[TASK DATA]:
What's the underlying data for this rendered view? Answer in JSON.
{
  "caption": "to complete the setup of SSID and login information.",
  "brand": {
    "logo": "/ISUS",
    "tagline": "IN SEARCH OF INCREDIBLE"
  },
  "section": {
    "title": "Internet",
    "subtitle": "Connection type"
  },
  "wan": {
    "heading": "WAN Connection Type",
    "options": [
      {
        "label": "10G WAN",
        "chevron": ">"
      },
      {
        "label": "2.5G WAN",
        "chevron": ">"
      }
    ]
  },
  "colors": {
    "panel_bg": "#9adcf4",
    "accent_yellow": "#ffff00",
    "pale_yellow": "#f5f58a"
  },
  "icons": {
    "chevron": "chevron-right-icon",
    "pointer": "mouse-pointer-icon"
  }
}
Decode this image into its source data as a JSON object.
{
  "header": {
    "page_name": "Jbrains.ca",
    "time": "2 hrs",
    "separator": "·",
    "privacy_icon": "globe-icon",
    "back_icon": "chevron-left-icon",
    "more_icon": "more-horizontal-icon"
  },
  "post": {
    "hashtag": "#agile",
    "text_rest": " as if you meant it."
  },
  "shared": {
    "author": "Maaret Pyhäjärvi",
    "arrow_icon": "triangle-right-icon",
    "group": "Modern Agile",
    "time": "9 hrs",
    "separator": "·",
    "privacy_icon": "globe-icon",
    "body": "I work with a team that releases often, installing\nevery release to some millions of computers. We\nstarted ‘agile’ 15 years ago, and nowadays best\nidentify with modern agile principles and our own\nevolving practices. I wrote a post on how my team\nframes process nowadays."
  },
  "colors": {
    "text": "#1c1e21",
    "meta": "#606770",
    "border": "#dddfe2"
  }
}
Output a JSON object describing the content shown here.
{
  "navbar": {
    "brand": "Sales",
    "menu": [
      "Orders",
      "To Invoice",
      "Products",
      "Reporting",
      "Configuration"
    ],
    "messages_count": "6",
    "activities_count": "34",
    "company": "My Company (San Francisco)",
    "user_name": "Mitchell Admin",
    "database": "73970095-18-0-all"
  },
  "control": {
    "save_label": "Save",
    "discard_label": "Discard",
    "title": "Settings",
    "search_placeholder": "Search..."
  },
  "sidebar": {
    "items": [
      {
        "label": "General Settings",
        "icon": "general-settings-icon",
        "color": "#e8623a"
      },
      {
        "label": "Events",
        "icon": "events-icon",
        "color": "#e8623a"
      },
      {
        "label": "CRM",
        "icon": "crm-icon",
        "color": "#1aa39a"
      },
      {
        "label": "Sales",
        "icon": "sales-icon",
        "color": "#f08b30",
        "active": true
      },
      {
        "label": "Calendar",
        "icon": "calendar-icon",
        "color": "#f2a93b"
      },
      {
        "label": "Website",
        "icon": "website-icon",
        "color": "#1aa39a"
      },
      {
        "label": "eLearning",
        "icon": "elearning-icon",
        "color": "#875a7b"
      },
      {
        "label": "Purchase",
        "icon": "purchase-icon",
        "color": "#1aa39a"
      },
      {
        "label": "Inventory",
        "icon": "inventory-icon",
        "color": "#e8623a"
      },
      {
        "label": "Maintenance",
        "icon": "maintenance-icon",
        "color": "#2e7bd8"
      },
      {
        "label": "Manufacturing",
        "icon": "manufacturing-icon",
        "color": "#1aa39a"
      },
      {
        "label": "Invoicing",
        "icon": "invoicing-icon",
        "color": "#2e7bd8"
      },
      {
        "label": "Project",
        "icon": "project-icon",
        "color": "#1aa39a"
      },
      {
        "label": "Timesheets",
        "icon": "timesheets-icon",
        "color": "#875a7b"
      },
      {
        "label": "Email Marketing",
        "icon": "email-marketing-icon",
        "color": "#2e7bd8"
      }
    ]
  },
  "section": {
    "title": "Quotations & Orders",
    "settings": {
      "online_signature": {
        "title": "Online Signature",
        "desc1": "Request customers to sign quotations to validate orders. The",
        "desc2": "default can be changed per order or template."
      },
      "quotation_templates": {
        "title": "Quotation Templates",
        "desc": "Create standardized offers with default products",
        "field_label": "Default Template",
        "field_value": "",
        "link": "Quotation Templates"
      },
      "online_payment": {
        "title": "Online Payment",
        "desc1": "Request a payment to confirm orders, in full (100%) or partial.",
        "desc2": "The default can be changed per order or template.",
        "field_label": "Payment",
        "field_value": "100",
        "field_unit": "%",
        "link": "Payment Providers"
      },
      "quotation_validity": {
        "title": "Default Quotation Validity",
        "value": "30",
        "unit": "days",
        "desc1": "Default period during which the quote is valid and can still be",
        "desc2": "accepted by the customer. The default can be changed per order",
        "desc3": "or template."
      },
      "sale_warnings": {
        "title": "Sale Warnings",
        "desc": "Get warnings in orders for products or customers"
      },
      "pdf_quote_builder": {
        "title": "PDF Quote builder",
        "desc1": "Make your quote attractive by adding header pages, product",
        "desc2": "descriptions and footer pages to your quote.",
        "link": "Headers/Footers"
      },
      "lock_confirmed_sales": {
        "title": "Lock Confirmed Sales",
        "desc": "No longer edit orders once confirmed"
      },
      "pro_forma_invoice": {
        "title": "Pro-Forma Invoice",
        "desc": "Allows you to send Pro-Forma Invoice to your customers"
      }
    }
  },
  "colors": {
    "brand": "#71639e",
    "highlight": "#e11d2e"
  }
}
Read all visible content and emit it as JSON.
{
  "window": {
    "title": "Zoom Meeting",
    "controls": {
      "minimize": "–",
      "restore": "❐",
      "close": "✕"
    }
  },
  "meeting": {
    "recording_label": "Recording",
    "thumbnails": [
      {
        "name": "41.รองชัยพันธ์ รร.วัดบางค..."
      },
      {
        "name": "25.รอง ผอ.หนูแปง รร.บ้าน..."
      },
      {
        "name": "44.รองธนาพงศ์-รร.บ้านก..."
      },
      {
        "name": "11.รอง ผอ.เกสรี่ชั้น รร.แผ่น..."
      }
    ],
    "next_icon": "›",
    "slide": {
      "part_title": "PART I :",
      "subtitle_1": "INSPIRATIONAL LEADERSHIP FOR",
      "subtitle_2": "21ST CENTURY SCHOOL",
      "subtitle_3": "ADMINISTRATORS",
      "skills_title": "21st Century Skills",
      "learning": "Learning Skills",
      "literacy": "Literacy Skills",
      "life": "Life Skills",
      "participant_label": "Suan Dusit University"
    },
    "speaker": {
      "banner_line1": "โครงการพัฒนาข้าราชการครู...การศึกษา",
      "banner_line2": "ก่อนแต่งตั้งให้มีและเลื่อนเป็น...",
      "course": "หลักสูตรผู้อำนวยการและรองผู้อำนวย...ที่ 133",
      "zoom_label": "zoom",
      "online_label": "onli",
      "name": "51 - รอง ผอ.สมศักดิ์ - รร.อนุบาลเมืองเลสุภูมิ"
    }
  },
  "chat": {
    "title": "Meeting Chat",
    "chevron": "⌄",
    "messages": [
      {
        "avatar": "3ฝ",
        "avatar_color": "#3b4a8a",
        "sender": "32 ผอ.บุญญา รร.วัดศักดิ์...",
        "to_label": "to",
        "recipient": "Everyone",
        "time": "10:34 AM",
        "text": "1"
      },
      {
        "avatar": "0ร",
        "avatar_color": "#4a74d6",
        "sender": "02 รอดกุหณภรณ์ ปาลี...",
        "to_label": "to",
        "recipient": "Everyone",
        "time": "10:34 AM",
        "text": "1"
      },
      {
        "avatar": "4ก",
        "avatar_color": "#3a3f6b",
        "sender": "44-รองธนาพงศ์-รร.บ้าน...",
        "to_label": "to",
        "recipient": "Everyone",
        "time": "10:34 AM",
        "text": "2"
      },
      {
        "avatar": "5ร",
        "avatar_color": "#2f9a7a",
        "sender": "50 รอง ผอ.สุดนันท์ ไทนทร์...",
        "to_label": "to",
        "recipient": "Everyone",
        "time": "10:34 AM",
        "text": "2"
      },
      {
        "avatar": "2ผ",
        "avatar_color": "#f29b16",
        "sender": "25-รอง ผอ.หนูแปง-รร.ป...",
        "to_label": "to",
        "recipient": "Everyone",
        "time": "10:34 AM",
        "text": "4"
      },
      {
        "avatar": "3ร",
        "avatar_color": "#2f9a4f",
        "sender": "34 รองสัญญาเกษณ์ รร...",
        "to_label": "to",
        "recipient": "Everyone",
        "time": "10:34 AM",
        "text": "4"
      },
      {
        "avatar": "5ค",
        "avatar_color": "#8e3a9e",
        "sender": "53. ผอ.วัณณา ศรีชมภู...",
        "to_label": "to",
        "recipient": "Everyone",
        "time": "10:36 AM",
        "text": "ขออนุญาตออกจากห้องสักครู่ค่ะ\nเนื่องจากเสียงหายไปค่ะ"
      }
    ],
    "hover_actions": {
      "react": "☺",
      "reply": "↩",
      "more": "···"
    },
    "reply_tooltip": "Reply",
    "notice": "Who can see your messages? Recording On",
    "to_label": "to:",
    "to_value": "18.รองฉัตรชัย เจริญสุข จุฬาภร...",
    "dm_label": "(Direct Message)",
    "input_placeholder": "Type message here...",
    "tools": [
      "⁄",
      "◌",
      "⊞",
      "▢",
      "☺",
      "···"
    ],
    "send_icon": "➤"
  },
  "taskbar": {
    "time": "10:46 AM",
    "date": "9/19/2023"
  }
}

[EXERCISE]:
Identify which lines contain the word "pages" and copy each one.

[RESPONSE BELOW]:
        "desc1": "Make your quote attractive by adding header pages, product",
        "desc2": "descriptions and footer pages to your quote.",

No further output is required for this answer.